Given request:
Find the lines that hold the word "整体稳定分析" and return them.

⁂

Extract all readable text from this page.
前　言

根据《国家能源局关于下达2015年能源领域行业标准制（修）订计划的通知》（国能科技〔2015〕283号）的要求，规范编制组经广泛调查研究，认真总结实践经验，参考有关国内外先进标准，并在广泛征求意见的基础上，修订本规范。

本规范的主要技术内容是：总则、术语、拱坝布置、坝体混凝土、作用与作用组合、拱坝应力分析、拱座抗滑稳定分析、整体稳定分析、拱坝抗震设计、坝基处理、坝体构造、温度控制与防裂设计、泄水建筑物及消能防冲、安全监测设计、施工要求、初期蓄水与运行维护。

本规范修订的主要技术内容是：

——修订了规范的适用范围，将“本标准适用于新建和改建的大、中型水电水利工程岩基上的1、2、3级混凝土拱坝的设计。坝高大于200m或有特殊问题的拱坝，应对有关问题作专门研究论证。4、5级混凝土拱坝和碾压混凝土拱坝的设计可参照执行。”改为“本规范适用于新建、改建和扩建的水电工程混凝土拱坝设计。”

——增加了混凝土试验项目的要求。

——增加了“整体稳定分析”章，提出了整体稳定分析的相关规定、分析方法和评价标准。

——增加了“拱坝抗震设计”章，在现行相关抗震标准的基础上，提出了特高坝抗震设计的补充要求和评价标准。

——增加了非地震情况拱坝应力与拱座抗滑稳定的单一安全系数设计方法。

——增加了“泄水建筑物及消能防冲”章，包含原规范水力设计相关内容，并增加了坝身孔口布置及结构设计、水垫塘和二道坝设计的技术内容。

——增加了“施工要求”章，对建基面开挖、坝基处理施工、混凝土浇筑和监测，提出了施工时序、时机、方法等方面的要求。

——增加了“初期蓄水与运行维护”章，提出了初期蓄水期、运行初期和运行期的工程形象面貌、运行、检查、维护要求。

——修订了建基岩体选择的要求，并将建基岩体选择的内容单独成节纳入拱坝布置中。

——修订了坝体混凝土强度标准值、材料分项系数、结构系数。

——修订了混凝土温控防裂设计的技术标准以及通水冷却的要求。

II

⁂

Written answer:
本规范的主要技术内容是：总则、术语、拱坝布置、坝体混凝土、作用与作用组合、拱坝应力分析、拱座抗滑稳定分析、整体稳定分析、拱坝抗震设计、坝基处理、坝体构造、温度控制与防裂设计、泄水建筑物及消能防冲、安全监测设计、施工要求、初期蓄水与运行维护。
——增加了“整体稳定分析”章，提出了整体稳定分析的相关规定、分析方法和评价标准。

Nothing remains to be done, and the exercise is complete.